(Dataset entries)
* * * * * * *

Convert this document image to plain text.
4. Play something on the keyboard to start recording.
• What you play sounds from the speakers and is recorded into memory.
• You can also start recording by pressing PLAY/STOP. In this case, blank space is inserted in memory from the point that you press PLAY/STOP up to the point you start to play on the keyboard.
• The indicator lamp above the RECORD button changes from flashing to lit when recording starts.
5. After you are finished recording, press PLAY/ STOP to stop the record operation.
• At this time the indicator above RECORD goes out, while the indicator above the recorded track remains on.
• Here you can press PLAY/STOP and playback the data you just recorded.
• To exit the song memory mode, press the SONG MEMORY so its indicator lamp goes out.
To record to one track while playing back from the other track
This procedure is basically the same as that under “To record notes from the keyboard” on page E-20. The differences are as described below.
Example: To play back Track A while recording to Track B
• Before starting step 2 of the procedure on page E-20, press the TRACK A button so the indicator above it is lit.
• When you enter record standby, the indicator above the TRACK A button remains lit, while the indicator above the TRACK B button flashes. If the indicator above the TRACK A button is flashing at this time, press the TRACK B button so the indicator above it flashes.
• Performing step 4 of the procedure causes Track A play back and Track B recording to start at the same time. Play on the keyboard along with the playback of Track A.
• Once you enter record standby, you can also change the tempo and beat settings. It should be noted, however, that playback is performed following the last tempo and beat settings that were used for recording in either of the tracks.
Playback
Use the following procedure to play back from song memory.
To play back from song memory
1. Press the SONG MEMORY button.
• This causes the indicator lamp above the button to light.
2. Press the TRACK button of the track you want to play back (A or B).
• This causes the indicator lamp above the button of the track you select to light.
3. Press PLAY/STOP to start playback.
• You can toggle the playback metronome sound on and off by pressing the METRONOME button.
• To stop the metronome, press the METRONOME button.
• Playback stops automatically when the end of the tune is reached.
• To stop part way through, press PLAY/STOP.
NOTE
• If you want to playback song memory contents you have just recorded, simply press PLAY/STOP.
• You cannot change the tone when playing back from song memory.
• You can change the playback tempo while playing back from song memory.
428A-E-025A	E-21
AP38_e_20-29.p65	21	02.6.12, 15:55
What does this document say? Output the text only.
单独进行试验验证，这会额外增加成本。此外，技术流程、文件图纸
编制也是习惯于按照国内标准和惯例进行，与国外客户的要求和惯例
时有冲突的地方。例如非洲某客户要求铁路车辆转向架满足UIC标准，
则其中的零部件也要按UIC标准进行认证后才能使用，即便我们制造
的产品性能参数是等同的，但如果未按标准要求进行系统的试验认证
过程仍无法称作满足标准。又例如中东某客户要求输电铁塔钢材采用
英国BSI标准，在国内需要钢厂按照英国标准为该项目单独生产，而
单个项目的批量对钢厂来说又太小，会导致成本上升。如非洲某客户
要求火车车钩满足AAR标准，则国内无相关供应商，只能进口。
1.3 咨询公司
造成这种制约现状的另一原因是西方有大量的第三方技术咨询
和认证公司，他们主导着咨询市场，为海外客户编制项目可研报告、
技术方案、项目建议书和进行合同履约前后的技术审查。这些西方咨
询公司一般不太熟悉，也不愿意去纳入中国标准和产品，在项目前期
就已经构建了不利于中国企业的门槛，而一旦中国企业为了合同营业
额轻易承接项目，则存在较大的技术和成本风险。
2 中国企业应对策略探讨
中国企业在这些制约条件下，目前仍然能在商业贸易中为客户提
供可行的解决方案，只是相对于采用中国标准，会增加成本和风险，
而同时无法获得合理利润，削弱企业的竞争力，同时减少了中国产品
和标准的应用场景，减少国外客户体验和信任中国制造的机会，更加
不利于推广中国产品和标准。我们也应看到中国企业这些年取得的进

* * * * * * *

Task statement
Please reproduce each record precisely as written.

Correct result
Convert this document image to plain text.
4. Play something on the keyboard to start recording.
• What you play sounds from the speakers and is recorded into memory.
• You can also start recording by pressing PLAY/STOP. In this case, blank space is inserted in memory from the point that you press PLAY/STOP up to the point you start to play on the keyboard.
• The indicator lamp above the RECORD button changes from flashing to lit when recording starts.
5. After you are finished recording, press PLAY/ STOP to stop the record operation.
• At this time the indicator above RECORD goes out, while the indicator above the recorded track remains on.
• Here you can press PLAY/STOP and playback the data you just recorded.
• To exit the song memory mode, press the SONG MEMORY so its indicator lamp goes out.
To record to one track while playing back from the other track
This procedure is basically the same as that under “To record notes from the keyboard” on page E-20. The differences are as described below.
Example: To play back Track A while recording to Track B
• Before starting step 2 of the procedure on page E-20, press the TRACK A button so the indicator above it is lit.
• When you enter record standby, the indicator above the TRACK A button remains lit, while the indicator above the TRACK B button flashes. If the indicator above the TRACK A button is flashing at this time, press the TRACK B button so the indicator above it flashes.
• Performing step 4 of the procedure causes Track A play back and Track B recording to start at the same time. Play on the keyboard along with the playback of Track A.
• Once you enter record standby, you can also change the tempo and beat settings. It should be noted, however, that playback is performed following the last tempo and beat settings that were used for recording in either of the tracks.
Playback
Use the following procedure to play back from song memory.
To play back from song memory
1. Press the SONG MEMORY button.
• This causes the indicator lamp above the button to light.
2. Press the TRACK button of the track you want to play back (A or B).
• This causes the indicator lamp above the button of the track you select to light.
3. Press PLAY/STOP to start playback.
• You can toggle the playback metronome sound on and off by pressing the METRONOME button.
• To stop the metronome, press the METRONOME button.
• Playback stops automatically when the end of the tune is reached.
• To stop part way through, press PLAY/STOP.
NOTE
• If you want to playback song memory contents you have just recorded, simply press PLAY/STOP.
• You cannot change the tone when playing back from song memory.
• You can change the playback tempo while playing back from song memory.
428A-E-025A	E-21
AP38_e_20-29.p65	21	02.6.12, 15:55
What does this document say? Output the text only.
单独进行试验验证，这会额外增加成本。此外，技术流程、文件图纸
编制也是习惯于按照国内标准和惯例进行，与国外客户的要求和惯例
时有冲突的地方。例如非洲某客户要求铁路车辆转向架满足UIC标准，
则其中的零部件也要按UIC标准进行认证后才能使用，即便我们制造
的产品性能参数是等同的，但如果未按标准要求进行系统的试验认证
过程仍无法称作满足标准。又例如中东某客户要求输电铁塔钢材采用
英国BSI标准，在国内需要钢厂按照英国标准为该项目单独生产，而
单个项目的批量对钢厂来说又太小，会导致成本上升。如非洲某客户
要求火车车钩满足AAR标准，则国内无相关供应商，只能进口。
1.3 咨询公司
造成这种制约现状的另一原因是西方有大量的第三方技术咨询
和认证公司，他们主导着咨询市场，为海外客户编制项目可研报告、
技术方案、项目建议书和进行合同履约前后的技术审查。这些西方咨
询公司一般不太熟悉，也不愿意去纳入中国标准和产品，在项目前期
就已经构建了不利于中国企业的门槛，而一旦中国企业为了合同营业
额轻易承接项目，则存在较大的技术和成本风险。
2 中国企业应对策略探讨
中国企业在这些制约条件下，目前仍然能在商业贸易中为客户提
供可行的解决方案，只是相对于采用中国标准，会增加成本和风险，
而同时无法获得合理利润，削弱企业的竞争力，同时减少了中国产品
和标准的应用场景，减少国外客户体验和信任中国制造的机会，更加
不利于推广中国产品和标准。我们也应看到中国企业这些年取得的进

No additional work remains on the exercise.